--- Problem ---
Copy all lines that contain the word "xlabel".

--- Given records ---
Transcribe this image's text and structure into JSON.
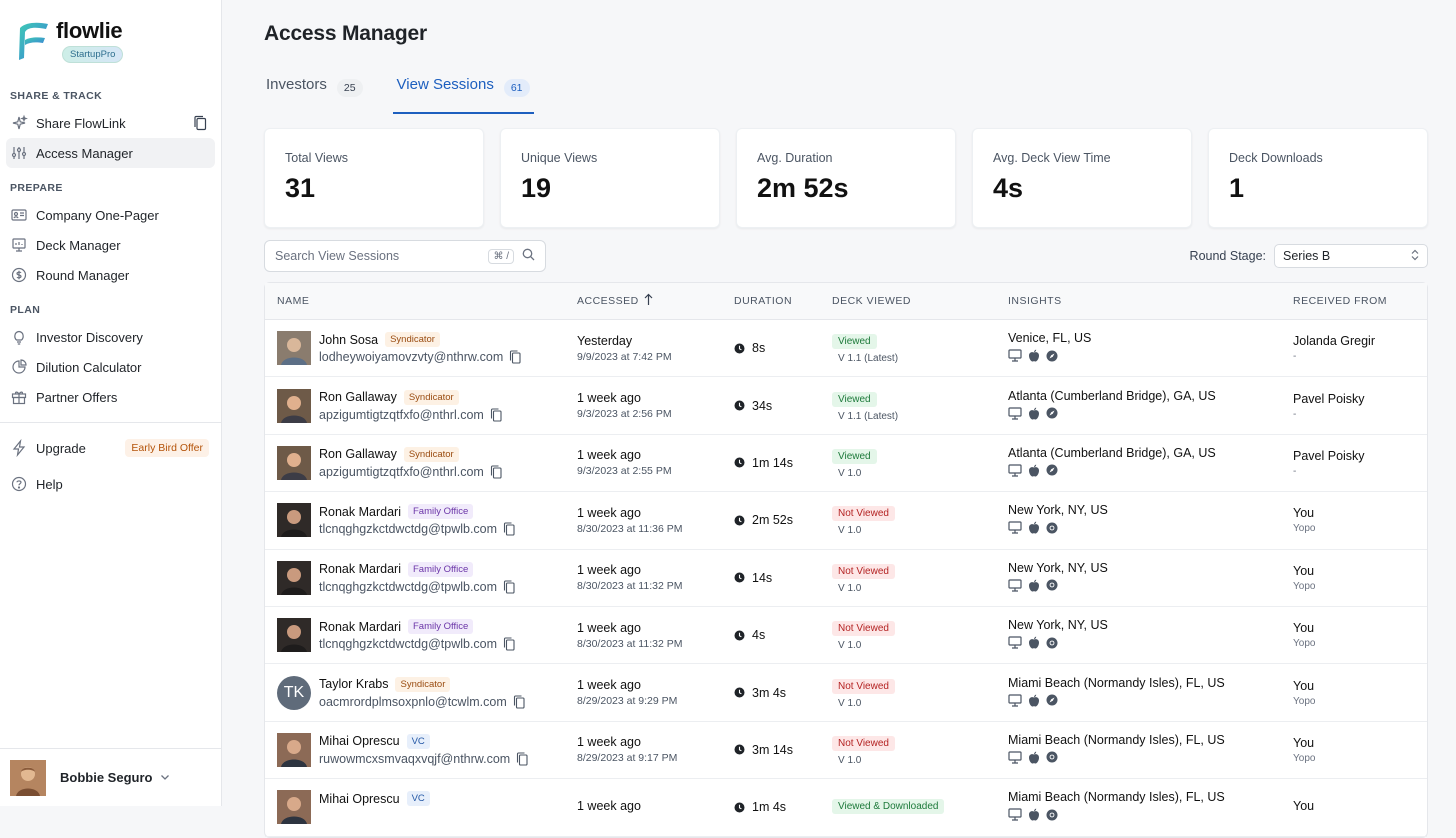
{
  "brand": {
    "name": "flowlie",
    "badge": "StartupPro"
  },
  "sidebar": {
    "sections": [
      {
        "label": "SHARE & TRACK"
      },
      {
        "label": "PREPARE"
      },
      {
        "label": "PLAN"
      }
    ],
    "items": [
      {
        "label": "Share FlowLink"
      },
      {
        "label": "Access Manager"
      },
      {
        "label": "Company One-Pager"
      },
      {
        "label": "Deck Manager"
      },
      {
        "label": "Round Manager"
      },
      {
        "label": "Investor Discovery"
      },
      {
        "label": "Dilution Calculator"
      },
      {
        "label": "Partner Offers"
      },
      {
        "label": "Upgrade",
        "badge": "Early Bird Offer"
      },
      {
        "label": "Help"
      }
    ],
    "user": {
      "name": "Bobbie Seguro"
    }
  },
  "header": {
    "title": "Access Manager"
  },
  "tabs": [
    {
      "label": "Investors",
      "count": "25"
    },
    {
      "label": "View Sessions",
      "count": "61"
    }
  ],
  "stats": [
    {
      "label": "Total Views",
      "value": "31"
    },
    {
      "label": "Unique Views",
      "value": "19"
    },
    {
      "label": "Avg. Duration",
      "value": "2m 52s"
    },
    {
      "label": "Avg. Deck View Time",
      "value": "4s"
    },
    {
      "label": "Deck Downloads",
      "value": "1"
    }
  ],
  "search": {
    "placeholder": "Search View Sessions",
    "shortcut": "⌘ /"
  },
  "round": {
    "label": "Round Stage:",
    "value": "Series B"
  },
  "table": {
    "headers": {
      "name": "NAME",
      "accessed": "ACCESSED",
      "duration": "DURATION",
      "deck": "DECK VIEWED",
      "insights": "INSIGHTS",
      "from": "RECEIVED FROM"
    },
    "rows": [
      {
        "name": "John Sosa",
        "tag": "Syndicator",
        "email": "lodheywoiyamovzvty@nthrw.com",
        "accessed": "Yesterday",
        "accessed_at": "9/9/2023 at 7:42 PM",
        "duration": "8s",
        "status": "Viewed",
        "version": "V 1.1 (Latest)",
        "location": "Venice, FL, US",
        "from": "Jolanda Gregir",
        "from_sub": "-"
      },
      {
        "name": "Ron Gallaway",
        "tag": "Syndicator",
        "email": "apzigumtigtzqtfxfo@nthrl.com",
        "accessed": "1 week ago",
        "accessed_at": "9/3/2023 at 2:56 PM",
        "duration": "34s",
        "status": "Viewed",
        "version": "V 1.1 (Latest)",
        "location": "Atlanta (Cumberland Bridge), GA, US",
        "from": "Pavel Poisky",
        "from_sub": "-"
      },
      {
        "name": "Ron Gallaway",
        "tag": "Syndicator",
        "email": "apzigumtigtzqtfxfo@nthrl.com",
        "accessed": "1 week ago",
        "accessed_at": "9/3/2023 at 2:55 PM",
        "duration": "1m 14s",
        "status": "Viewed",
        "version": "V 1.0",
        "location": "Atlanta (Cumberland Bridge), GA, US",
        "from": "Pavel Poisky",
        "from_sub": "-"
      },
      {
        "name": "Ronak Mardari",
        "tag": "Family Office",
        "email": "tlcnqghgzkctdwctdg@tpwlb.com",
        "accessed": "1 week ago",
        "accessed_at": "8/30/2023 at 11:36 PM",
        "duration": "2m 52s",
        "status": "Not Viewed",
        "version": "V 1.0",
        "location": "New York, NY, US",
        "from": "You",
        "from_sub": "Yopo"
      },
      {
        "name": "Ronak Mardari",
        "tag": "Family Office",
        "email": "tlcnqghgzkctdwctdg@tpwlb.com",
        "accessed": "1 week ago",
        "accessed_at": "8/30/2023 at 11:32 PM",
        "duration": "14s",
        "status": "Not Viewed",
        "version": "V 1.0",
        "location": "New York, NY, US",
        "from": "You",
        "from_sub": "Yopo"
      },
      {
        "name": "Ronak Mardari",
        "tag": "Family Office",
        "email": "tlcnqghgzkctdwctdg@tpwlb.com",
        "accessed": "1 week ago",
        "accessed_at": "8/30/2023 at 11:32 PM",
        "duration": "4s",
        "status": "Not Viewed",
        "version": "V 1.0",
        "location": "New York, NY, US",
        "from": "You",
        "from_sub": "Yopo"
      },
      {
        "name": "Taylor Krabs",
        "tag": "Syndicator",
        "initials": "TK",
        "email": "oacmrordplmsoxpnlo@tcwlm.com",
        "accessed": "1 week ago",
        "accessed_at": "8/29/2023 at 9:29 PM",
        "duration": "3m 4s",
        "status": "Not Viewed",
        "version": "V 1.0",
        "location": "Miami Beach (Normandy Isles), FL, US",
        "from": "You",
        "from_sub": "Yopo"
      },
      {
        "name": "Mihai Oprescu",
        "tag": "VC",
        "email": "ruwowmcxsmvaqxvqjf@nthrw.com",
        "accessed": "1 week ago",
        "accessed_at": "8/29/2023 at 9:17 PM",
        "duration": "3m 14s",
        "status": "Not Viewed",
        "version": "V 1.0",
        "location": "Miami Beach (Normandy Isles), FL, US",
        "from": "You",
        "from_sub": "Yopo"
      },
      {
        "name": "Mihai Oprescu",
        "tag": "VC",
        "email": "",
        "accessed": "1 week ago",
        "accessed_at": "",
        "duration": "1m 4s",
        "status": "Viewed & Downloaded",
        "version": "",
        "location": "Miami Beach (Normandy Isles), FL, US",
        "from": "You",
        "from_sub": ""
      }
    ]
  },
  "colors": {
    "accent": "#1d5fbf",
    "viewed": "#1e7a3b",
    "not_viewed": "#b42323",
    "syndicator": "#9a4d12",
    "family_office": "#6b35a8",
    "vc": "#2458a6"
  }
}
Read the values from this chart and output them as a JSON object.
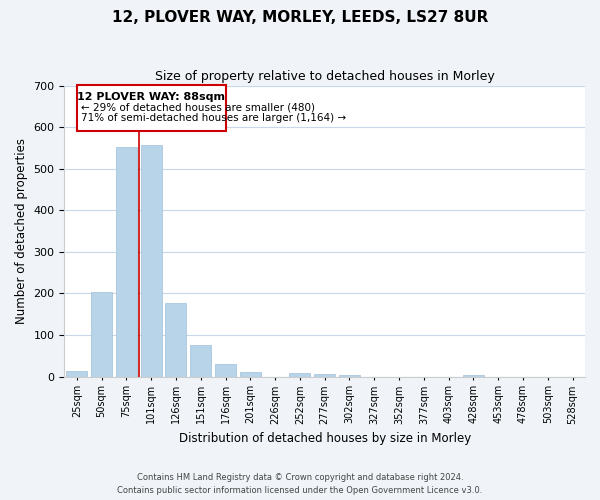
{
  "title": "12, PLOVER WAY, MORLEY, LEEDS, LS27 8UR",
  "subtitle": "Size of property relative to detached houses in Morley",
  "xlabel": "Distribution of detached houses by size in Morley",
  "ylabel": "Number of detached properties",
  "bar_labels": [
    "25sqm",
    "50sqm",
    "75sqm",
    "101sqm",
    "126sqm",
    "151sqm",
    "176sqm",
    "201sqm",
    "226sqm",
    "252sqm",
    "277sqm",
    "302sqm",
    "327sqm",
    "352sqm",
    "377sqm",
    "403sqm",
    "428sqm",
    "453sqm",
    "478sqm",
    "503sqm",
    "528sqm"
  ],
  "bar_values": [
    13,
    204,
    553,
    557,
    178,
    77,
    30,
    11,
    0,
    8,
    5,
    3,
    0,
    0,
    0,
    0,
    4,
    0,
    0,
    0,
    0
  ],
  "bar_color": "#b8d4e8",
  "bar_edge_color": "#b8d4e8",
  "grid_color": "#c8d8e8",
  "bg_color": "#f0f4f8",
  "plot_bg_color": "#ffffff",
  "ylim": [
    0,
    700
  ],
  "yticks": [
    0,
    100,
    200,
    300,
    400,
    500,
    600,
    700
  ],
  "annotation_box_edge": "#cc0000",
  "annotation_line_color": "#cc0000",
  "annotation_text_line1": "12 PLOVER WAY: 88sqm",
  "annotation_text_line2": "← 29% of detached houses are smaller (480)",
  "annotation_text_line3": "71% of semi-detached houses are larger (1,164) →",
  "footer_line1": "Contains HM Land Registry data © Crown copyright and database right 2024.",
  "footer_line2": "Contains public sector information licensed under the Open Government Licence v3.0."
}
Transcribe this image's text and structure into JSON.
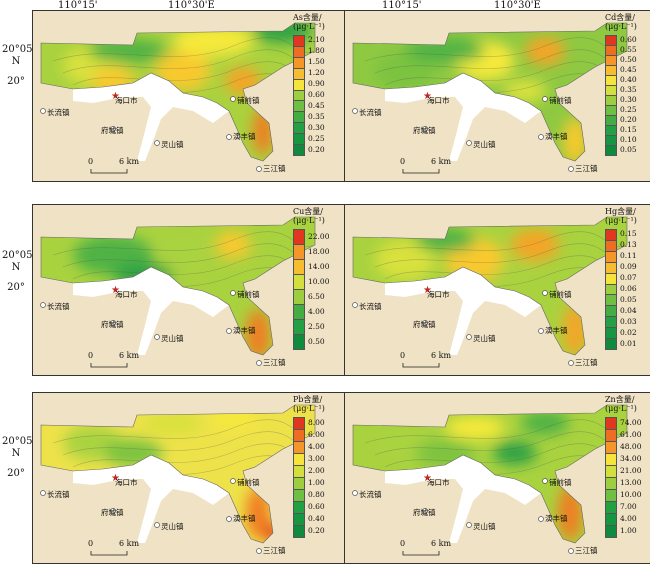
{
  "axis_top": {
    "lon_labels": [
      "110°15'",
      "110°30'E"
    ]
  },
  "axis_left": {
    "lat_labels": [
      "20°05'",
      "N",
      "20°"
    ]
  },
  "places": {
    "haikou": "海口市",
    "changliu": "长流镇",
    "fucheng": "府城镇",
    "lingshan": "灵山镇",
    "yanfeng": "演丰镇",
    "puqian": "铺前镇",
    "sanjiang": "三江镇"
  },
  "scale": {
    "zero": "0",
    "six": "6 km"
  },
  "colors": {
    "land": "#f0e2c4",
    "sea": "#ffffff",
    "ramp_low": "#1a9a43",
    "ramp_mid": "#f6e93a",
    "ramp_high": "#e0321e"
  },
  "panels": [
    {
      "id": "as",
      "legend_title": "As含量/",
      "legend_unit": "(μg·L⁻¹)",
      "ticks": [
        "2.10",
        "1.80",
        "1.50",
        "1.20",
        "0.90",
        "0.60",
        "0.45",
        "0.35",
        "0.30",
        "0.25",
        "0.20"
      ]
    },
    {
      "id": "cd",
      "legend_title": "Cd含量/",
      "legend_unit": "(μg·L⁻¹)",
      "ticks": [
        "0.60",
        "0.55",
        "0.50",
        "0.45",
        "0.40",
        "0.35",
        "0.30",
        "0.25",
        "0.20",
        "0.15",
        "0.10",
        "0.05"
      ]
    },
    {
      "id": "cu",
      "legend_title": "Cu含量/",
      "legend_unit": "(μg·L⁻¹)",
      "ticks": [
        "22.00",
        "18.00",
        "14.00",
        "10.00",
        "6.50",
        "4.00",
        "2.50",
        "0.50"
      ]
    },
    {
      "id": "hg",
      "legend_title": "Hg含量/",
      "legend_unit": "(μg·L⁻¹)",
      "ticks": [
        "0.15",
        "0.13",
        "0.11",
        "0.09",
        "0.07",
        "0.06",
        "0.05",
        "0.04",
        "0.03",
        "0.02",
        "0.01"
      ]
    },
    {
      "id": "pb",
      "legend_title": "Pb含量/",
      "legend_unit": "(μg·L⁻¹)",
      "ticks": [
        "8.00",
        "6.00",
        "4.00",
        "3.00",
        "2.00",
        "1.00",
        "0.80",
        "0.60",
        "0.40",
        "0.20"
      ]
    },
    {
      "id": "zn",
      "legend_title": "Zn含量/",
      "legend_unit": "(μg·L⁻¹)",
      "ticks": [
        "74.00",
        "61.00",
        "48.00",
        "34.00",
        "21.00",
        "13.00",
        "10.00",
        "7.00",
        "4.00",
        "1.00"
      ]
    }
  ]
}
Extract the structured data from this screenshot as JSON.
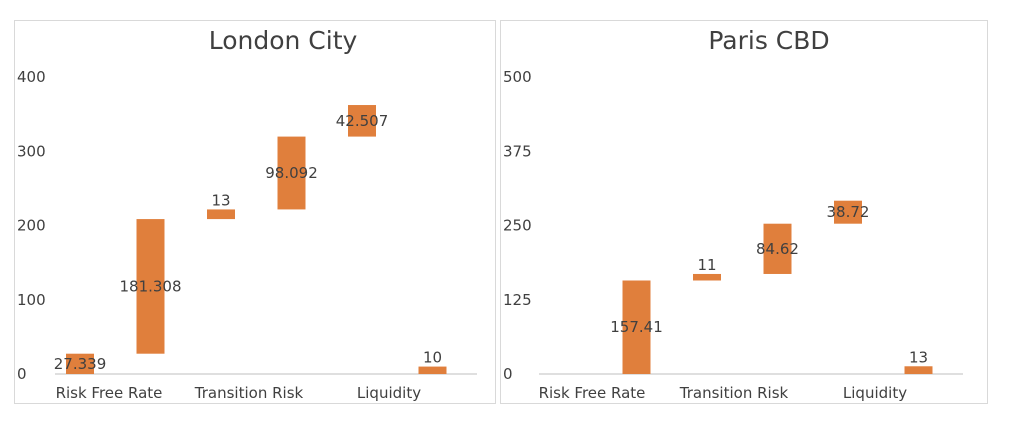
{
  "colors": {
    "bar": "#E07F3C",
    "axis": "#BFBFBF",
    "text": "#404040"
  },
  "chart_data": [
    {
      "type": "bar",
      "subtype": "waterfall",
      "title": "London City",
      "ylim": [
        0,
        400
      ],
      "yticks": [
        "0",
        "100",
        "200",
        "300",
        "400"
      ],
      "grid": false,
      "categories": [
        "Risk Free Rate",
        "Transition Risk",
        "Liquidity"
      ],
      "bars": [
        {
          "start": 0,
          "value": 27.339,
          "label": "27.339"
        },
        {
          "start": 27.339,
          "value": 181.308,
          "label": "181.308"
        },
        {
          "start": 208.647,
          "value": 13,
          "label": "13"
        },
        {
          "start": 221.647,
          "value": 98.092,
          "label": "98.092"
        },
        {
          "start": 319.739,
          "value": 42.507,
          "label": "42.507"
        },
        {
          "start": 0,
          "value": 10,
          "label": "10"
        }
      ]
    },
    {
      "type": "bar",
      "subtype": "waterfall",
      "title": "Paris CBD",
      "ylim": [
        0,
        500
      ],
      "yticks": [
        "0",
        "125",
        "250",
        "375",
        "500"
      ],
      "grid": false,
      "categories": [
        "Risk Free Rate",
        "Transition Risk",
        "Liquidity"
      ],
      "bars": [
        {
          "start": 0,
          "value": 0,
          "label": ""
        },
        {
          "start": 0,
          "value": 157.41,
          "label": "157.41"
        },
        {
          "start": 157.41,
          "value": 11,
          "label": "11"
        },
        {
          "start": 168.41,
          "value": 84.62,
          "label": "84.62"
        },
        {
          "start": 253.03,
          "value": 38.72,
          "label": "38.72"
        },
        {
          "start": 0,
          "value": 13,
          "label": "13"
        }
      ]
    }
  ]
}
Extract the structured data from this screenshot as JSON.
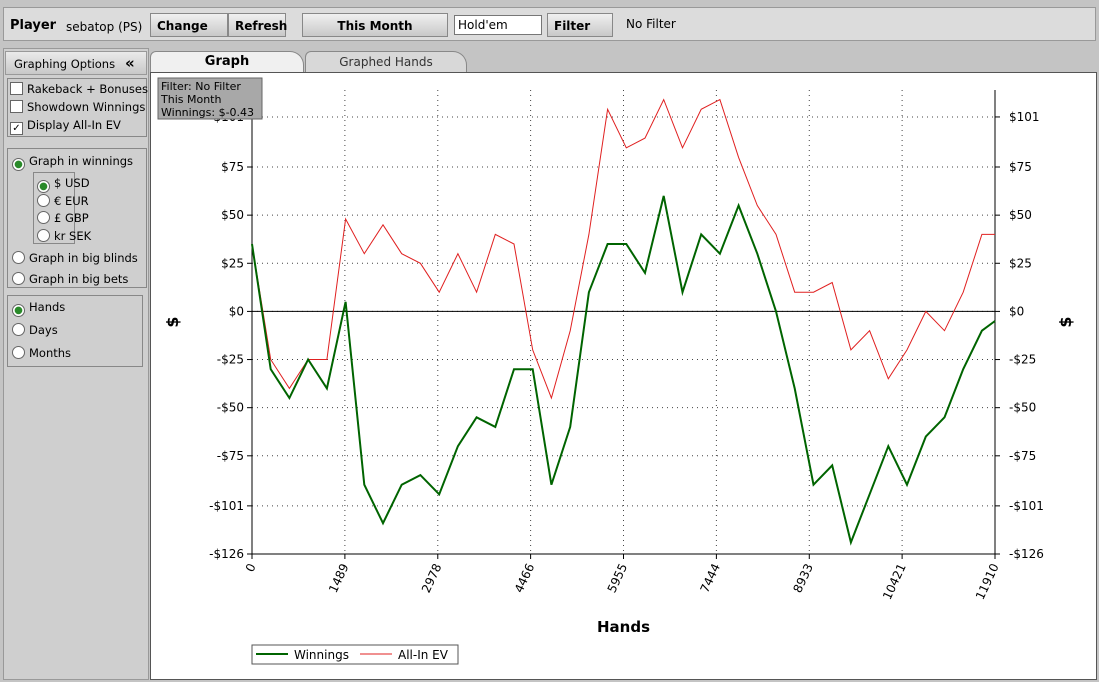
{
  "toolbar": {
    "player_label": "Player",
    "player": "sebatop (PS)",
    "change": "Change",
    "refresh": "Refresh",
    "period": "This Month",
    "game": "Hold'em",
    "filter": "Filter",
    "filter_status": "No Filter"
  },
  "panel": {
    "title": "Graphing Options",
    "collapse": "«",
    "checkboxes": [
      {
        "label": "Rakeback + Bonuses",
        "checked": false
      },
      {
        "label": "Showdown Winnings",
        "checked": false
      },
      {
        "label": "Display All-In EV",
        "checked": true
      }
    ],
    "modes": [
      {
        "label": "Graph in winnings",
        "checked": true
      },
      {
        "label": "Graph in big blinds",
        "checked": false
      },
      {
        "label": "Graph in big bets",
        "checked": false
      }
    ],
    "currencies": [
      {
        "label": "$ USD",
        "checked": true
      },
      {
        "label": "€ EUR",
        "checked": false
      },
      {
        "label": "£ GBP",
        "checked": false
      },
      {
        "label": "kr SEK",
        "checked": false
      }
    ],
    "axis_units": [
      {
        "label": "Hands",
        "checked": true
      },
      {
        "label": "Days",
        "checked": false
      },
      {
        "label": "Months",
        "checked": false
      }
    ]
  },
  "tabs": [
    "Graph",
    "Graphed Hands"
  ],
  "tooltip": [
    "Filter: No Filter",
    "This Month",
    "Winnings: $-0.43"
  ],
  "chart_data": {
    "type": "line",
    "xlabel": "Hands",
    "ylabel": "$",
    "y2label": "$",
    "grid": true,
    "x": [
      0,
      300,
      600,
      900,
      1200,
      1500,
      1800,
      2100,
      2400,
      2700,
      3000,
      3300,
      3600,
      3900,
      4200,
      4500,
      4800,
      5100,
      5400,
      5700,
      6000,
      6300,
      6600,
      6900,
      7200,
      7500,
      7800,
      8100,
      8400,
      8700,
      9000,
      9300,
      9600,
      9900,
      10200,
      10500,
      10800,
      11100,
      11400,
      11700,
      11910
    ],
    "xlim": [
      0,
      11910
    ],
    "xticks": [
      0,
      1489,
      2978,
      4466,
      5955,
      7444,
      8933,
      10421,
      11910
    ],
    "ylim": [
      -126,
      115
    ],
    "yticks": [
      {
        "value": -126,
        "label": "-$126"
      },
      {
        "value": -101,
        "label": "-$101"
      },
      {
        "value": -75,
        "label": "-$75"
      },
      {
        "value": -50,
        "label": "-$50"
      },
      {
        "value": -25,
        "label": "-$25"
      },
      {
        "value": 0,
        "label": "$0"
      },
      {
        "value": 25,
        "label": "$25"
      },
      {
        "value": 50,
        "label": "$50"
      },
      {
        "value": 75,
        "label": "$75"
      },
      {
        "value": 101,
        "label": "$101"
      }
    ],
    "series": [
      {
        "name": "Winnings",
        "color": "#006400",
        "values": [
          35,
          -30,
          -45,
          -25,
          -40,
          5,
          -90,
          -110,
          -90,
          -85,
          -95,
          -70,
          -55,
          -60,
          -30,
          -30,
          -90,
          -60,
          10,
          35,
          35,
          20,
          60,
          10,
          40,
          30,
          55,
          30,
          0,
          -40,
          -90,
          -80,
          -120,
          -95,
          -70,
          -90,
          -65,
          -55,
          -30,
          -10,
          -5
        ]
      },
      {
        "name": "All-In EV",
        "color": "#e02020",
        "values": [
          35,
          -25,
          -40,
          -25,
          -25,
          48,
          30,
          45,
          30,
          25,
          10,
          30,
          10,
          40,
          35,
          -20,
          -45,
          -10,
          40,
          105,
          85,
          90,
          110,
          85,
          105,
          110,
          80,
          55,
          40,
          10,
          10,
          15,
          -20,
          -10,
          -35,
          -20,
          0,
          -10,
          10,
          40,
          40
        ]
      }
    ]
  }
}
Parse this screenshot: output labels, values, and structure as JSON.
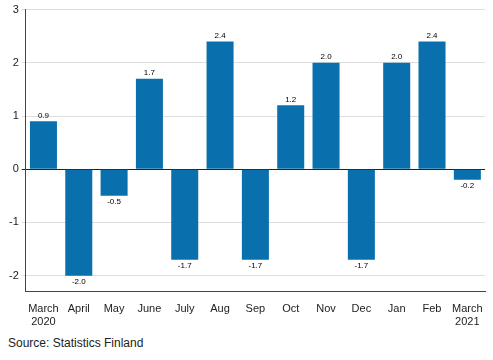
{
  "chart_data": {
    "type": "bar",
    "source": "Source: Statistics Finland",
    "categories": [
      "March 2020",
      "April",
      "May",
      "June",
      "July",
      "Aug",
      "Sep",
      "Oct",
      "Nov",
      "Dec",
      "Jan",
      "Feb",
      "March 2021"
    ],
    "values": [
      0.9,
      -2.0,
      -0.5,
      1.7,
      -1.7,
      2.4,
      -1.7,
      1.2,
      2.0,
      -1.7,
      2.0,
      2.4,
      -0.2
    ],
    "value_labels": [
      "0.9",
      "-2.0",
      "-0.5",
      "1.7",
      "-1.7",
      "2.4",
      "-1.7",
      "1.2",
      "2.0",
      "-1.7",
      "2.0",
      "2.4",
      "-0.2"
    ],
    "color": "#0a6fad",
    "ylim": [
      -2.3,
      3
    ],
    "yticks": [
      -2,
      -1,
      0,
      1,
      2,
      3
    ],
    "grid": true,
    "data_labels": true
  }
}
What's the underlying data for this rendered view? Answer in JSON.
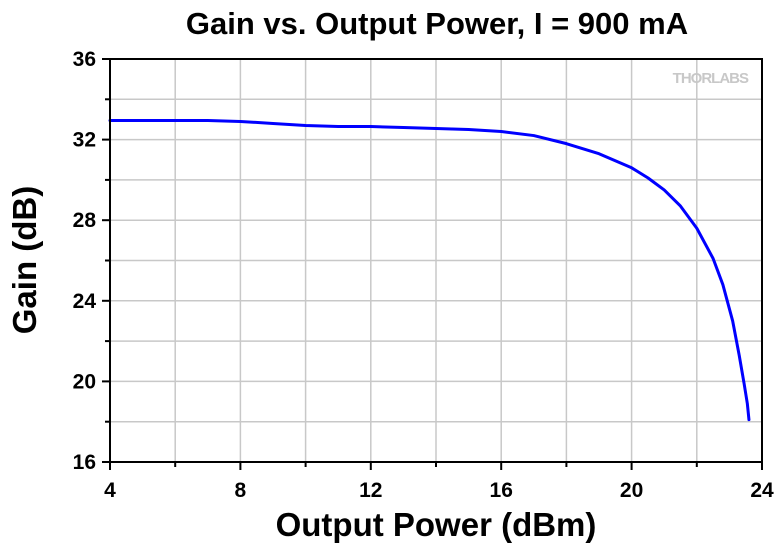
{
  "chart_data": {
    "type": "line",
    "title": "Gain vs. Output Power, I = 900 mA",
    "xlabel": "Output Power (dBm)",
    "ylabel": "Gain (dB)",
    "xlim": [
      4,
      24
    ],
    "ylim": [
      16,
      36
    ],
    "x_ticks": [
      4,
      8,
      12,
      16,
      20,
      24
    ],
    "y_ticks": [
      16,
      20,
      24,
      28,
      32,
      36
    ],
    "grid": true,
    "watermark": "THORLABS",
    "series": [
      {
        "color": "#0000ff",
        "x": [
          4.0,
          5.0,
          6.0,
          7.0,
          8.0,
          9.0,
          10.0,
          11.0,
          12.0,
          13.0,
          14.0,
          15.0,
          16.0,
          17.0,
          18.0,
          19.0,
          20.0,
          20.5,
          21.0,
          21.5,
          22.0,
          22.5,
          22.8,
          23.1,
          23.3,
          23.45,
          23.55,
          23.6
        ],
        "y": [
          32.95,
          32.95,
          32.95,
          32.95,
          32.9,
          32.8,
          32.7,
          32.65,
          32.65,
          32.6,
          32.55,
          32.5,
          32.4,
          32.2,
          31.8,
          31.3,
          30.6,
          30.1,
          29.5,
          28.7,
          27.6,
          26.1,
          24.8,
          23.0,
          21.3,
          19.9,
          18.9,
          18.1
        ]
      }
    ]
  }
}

--- Written answer ---
  "xlabel": "Distribution of detached houses by size in Morley",
    "xlabel": "Hands",
    "xlabel": "Output Power (dBm)",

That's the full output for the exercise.